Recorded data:
+++

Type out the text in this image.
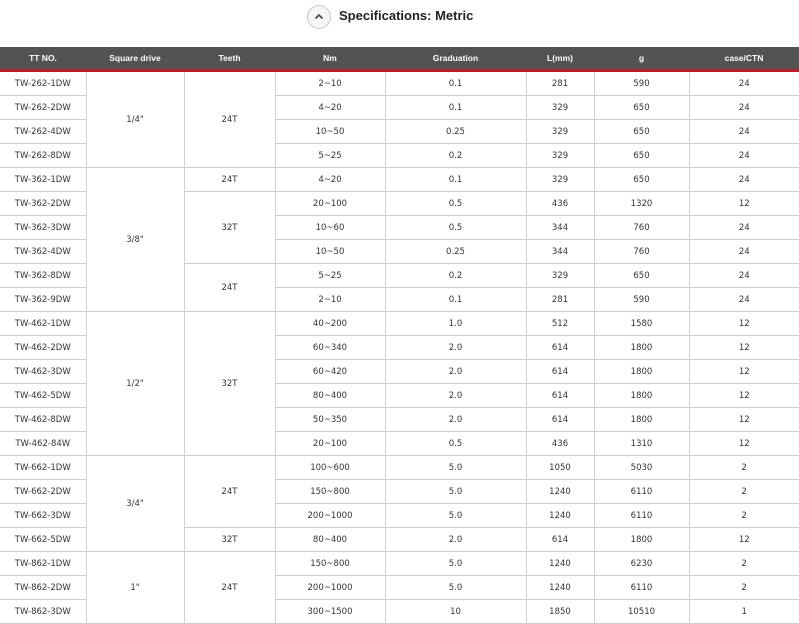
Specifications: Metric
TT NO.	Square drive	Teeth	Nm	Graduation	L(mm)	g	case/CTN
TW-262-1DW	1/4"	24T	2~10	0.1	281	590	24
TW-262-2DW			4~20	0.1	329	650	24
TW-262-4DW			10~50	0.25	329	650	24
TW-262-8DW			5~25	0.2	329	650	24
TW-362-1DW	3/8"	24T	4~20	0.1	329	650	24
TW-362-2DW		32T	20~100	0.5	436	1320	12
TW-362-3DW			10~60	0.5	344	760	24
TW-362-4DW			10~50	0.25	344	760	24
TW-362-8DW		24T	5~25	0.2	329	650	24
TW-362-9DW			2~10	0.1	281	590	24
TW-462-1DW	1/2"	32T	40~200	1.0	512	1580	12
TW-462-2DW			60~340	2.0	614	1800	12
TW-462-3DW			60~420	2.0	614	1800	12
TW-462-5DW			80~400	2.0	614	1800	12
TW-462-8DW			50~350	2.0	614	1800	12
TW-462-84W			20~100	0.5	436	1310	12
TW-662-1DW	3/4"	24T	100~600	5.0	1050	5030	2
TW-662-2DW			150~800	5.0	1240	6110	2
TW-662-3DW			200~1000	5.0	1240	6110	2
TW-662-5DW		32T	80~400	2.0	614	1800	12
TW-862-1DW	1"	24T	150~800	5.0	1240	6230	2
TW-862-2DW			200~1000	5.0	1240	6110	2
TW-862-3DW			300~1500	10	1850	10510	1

+++

Job. The data above should be repeated exactly, minus any pictures.

Finished answer.
Type out the text in this image.
Specifications: Metric
TT NO.	Square drive	Teeth	Nm	Graduation	L(mm)	g	case/CTN
TW-262-1DW	1/4"	24T	2~10	0.1	281	590	24
TW-262-2DW			4~20	0.1	329	650	24
TW-262-4DW			10~50	0.25	329	650	24
TW-262-8DW			5~25	0.2	329	650	24
TW-362-1DW	3/8"	24T	4~20	0.1	329	650	24
TW-362-2DW		32T	20~100	0.5	436	1320	12
TW-362-3DW			10~60	0.5	344	760	24
TW-362-4DW			10~50	0.25	344	760	24
TW-362-8DW		24T	5~25	0.2	329	650	24
TW-362-9DW			2~10	0.1	281	590	24
TW-462-1DW	1/2"	32T	40~200	1.0	512	1580	12
TW-462-2DW			60~340	2.0	614	1800	12
TW-462-3DW			60~420	2.0	614	1800	12
TW-462-5DW			80~400	2.0	614	1800	12
TW-462-8DW			50~350	2.0	614	1800	12
TW-462-84W			20~100	0.5	436	1310	12
TW-662-1DW	3/4"	24T	100~600	5.0	1050	5030	2
TW-662-2DW			150~800	5.0	1240	6110	2
TW-662-3DW			200~1000	5.0	1240	6110	2
TW-662-5DW		32T	80~400	2.0	614	1800	12
TW-862-1DW	1"	24T	150~800	5.0	1240	6230	2
TW-862-2DW			200~1000	5.0	1240	6110	2
TW-862-3DW			300~1500	10	1850	10510	1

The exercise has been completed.